SET PROBLEM | Write every line of the items below as a JSON array of strings, one string per line, leaving out blank lines.

** Begin **

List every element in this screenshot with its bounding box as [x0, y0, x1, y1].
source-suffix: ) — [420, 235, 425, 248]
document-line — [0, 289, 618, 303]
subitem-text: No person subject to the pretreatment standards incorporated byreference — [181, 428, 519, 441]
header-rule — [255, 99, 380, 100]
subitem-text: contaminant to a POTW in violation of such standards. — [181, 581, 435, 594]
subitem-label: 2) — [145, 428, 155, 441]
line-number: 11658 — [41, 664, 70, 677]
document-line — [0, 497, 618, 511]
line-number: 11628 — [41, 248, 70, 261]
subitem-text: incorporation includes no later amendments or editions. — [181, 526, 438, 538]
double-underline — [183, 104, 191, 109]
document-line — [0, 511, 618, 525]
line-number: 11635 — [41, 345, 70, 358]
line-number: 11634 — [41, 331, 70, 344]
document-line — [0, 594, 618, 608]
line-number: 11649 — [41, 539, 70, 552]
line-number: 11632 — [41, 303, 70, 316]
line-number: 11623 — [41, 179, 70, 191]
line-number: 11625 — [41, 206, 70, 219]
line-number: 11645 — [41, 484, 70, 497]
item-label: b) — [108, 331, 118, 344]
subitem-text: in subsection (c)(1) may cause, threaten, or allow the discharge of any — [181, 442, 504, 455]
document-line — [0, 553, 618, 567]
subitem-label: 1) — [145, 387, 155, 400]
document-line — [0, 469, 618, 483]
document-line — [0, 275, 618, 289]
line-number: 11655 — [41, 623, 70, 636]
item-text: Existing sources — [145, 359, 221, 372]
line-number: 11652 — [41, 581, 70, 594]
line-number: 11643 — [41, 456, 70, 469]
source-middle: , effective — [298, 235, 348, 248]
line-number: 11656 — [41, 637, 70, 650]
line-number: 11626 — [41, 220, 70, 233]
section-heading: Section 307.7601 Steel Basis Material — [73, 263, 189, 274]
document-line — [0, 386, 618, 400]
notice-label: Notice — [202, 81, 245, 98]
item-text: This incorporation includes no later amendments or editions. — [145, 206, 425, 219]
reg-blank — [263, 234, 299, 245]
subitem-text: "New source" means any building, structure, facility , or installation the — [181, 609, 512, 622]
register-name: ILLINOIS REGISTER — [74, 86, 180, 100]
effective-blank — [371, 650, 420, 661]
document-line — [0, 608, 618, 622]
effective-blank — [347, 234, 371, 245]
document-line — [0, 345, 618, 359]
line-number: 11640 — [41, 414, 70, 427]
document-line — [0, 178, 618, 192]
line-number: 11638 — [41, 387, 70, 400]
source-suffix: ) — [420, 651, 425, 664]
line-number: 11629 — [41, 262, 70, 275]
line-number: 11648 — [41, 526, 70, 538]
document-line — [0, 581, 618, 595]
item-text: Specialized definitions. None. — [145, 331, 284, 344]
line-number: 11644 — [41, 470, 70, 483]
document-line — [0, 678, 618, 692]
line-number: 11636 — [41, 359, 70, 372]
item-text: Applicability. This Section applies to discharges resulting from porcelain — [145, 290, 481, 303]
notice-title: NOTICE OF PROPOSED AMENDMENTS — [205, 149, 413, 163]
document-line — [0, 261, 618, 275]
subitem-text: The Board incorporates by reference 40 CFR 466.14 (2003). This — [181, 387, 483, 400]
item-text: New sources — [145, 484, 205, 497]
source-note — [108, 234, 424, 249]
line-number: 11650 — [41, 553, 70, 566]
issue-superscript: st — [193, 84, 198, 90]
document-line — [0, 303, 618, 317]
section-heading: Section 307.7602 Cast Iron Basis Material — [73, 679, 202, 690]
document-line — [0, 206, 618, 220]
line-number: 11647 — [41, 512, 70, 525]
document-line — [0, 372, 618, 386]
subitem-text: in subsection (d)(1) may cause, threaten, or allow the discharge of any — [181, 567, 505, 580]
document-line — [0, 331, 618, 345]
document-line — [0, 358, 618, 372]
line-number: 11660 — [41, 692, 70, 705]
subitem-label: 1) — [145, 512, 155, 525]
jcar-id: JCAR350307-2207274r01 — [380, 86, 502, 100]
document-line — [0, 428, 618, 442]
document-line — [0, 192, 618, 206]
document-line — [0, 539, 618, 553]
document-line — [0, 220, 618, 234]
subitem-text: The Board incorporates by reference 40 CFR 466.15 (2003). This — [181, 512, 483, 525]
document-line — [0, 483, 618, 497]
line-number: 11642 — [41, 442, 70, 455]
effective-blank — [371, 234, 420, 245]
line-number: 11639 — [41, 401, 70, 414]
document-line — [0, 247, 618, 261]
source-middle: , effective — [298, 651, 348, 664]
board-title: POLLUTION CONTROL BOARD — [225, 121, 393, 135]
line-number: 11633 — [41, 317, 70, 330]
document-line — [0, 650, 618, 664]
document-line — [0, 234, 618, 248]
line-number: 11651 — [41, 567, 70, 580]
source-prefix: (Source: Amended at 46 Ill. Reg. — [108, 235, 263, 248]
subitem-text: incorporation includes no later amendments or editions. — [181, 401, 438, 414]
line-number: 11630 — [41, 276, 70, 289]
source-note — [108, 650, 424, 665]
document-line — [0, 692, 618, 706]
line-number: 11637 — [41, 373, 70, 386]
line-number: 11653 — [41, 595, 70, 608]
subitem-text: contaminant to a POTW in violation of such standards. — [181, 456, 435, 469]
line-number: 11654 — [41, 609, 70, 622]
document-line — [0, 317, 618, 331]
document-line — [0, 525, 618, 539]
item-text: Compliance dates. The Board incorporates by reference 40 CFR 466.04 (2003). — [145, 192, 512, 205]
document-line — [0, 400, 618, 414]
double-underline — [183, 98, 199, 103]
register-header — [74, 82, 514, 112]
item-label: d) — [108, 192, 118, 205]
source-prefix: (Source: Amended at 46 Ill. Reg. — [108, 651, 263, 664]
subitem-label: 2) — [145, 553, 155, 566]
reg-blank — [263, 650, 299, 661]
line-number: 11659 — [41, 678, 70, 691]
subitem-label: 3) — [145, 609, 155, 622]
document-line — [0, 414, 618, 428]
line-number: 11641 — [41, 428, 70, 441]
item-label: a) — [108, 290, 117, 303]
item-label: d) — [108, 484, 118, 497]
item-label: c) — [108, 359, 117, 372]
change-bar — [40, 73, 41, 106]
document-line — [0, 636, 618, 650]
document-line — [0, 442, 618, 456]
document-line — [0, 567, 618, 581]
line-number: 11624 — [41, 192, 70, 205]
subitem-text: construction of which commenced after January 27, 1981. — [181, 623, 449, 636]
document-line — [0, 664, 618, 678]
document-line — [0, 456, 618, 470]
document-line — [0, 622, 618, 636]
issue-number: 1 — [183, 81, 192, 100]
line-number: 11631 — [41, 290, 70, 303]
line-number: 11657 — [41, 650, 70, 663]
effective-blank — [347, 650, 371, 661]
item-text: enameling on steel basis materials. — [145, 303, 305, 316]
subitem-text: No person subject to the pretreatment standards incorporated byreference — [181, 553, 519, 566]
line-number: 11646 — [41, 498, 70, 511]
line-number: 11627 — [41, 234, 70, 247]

** End **

EXERCISE OUTPUT |
[
  "List every element in this screenshot with its bounding box as [x0, y0, x1, y1].",
  "source-suffix: ) — [420, 235, 425, 248]",
  "document-line — [0, 289, 618, 303]",
  "subitem-text: No person subject to the pretreatment standards incorporated byreference — [181, 428, 519, 441]",
  "header-rule — [255, 99, 380, 100]",
  "subitem-text: contaminant to a POTW in violation of such standards. — [181, 581, 435, 594]",
  "subitem-label: 2) — [145, 428, 155, 441]",
  "line-number: 11658 — [41, 664, 70, 677]",
  "document-line — [0, 497, 618, 511]",
  "line-number: 11628 — [41, 248, 70, 261]",
  "subitem-text: incorporation includes no later amendments or editions. — [181, 526, 438, 538]",
  "double-underline — [183, 104, 191, 109]",
  "document-line — [0, 511, 618, 525]",
  "line-number: 11635 — [41, 345, 70, 358]",
  "line-number: 11634 — [41, 331, 70, 344]",
  "document-line — [0, 594, 618, 608]",
  "line-number: 11649 — [41, 539, 70, 552]",
  "line-number: 11632 — [41, 303, 70, 316]",
  "line-number: 11623 — [41, 179, 70, 191]",
  "line-number: 11625 — [41, 206, 70, 219]",
  "line-number: 11645 — [41, 484, 70, 497]",
  "item-label: b) — [108, 331, 118, 344]",
  "subitem-text: in subsection (c)(1) may cause, threaten, or allow the discharge of any — [181, 442, 504, 455]",
  "document-line — [0, 553, 618, 567]",
  "subitem-label: 1) — [145, 387, 155, 400]",
  "document-line — [0, 469, 618, 483]",
  "document-line — [0, 275, 618, 289]",
  "line-number: 11655 — [41, 623, 70, 636]",
  "item-text: Existing sources — [145, 359, 221, 372]",
  "line-number: 11652 — [41, 581, 70, 594]",
  "line-number: 11643 — [41, 456, 70, 469]",
  "source-middle: , effective — [298, 235, 348, 248]",
  "line-number: 11656 — [41, 637, 70, 650]",
  "line-number: 11626 — [41, 220, 70, 233]",
  "section-heading: Section 307.7601 Steel Basis Material — [73, 263, 189, 274]",
  "document-line — [0, 386, 618, 400]",
  "notice-label: Notice — [202, 81, 245, 98]",
  "item-text: This incorporation includes no later amendments or editions. — [145, 206, 425, 219]",
  "reg-blank — [263, 234, 299, 245]",
  "subitem-text: \"New source\" means any building, structure, facility , or installation the — [181, 609, 512, 622]",
  "register-name: ILLINOIS REGISTER — [74, 86, 180, 100]",
  "effective-blank — [371, 650, 420, 661]",
  "document-line — [0, 608, 618, 622]",
  "effective-blank — [347, 234, 371, 245]",
  "document-line — [0, 345, 618, 359]",
  "line-number: 11640 — [41, 414, 70, 427]",
  "document-line — [0, 178, 618, 192]",
  "line-number: 11638 — [41, 387, 70, 400]",
  "source-suffix: ) — [420, 651, 425, 664]",
  "line-number: 11629 — [41, 262, 70, 275]",
  "line-number: 11648 — [41, 526, 70, 538]",
  "document-line — [0, 581, 618, 595]",
  "item-text: Specialized definitions. None. — [145, 331, 284, 344]",
  "line-number: 11644 — [41, 470, 70, 483]",
  "document-line — [0, 678, 618, 692]",
  "line-number: 11636 — [41, 359, 70, 372]",
  "item-text: Applicability. This Section applies to discharges resulting from porcelain — [145, 290, 481, 303]",
  "notice-title: NOTICE OF PROPOSED AMENDMENTS — [205, 149, 413, 163]",
  "document-line — [0, 261, 618, 275]",
  "subitem-text: The Board incorporates by reference 40 CFR 466.14 (2003). This — [181, 387, 483, 400]",
  "item-text: New sources — [145, 484, 205, 497]",
  "source-note — [108, 234, 424, 249]",
  "line-number: 11650 — [41, 553, 70, 566]",
  "issue-superscript: st — [193, 84, 198, 90]",
  "document-line — [0, 303, 618, 317]",
  "section-heading: Section 307.7602 Cast Iron Basis Material — [73, 679, 202, 690]",
  "document-line — [0, 206, 618, 220]",
  "line-number: 11647 — [41, 512, 70, 525]",
  "document-line — [0, 372, 618, 386]",
  "subitem-text: in subsection (d)(1) may cause, threaten, or allow the discharge of any — [181, 567, 505, 580]",
  "document-line — [0, 331, 618, 345]",
  "document-line — [0, 358, 618, 372]",
  "line-number: 11660 — [41, 692, 70, 705]",
  "subitem-label: 1) — [145, 512, 155, 525]",
  "jcar-id: JCAR350307-2207274r01 — [380, 86, 502, 100]",
  "document-line — [0, 428, 618, 442]",
  "document-line — [0, 192, 618, 206]",
  "document-line — [0, 539, 618, 553]",
  "document-line — [0, 220, 618, 234]",
  "subitem-text: The Board incorporates by reference 40 CFR 466.15 (2003). This — [181, 512, 483, 525]",
  "document-line — [0, 483, 618, 497]",
  "line-number: 11642 — [41, 442, 70, 455]",
  "effective-blank — [371, 234, 420, 245]",
  "line-number: 11639 — [41, 401, 70, 414]",
  "document-line — [0, 247, 618, 261]",
  "source-middle: , effective — [298, 651, 348, 664]",
  "board-title: POLLUTION CONTROL BOARD — [225, 121, 393, 135]",
  "line-number: 11633 — [41, 317, 70, 330]",
  "document-line — [0, 650, 618, 664]",
  "document-line — [0, 234, 618, 248]",
  "line-number: 11651 — [41, 567, 70, 580]",
  "source-prefix: (Source: Amended at 46 Ill. Reg. — [108, 235, 263, 248]",
  "subitem-text: incorporation includes no later amendments or editions. — [181, 401, 438, 414]",
  "line-number: 11630 — [41, 276, 70, 289]",
  "source-note — [108, 650, 424, 665]",
  "document-line — [0, 692, 618, 706]",
  "line-number: 11637 — [41, 373, 70, 386]",
  "line-number: 11653 — [41, 595, 70, 608]",
  "subitem-text: contaminant to a POTW in violation of such standards. — [181, 456, 435, 469]",
  "line-number: 11654 — [41, 609, 70, 622]",
  "document-line — [0, 317, 618, 331]",
  "document-line — [0, 525, 618, 539]",
  "item-text: Compliance dates. The Board incorporates by reference 40 CFR 466.04 (2003). — [145, 192, 512, 205]",
  "document-line — [0, 400, 618, 414]",
  "double-underline — [183, 98, 199, 103]",
  "register-header — [74, 82, 514, 112]",
  "item-label: d) — [108, 192, 118, 205]",
  "source-prefix: (Source: Amended at 46 Ill. Reg. — [108, 651, 263, 664]",
  "subitem-label: 2) — [145, 553, 155, 566]",
  "reg-blank — [263, 650, 299, 661]",
  "line-number: 11659 — [41, 678, 70, 691]",
  "subitem-label: 3) — [145, 609, 155, 622]",
  "document-line — [0, 414, 618, 428]",
  "line-number: 11641 — [41, 428, 70, 441]",
  "item-label: a) — [108, 290, 117, 303]",
  "item-label: d) — [108, 484, 118, 497]",
  "item-label: c) — [108, 359, 117, 372]",
  "change-bar — [40, 73, 41, 106]",
  "document-line — [0, 636, 618, 650]",
  "document-line — [0, 442, 618, 456]",
  "document-line — [0, 567, 618, 581]",
  "line-number: 11624 — [41, 192, 70, 205]",
  "subitem-text: construction of which commenced after January 27, 1981. — [181, 623, 449, 636]",
  "document-line — [0, 664, 618, 678]",
  "document-line — [0, 456, 618, 470]",
  "document-line — [0, 622, 618, 636]",
  "issue-number: 1 — [183, 81, 192, 100]",
  "line-number: 11631 — [41, 290, 70, 303]",
  "line-number: 11657 — [41, 650, 70, 663]",
  "effective-blank — [347, 650, 371, 661]",
  "item-text: enameling on steel basis materials. — [145, 303, 305, 316]",
  "subitem-text: No person subject to the pretreatment standards incorporated byreference — [181, 553, 519, 566]",
  "line-number: 11646 — [41, 498, 70, 511]",
  "line-number: 11627 — [41, 234, 70, 247]"
]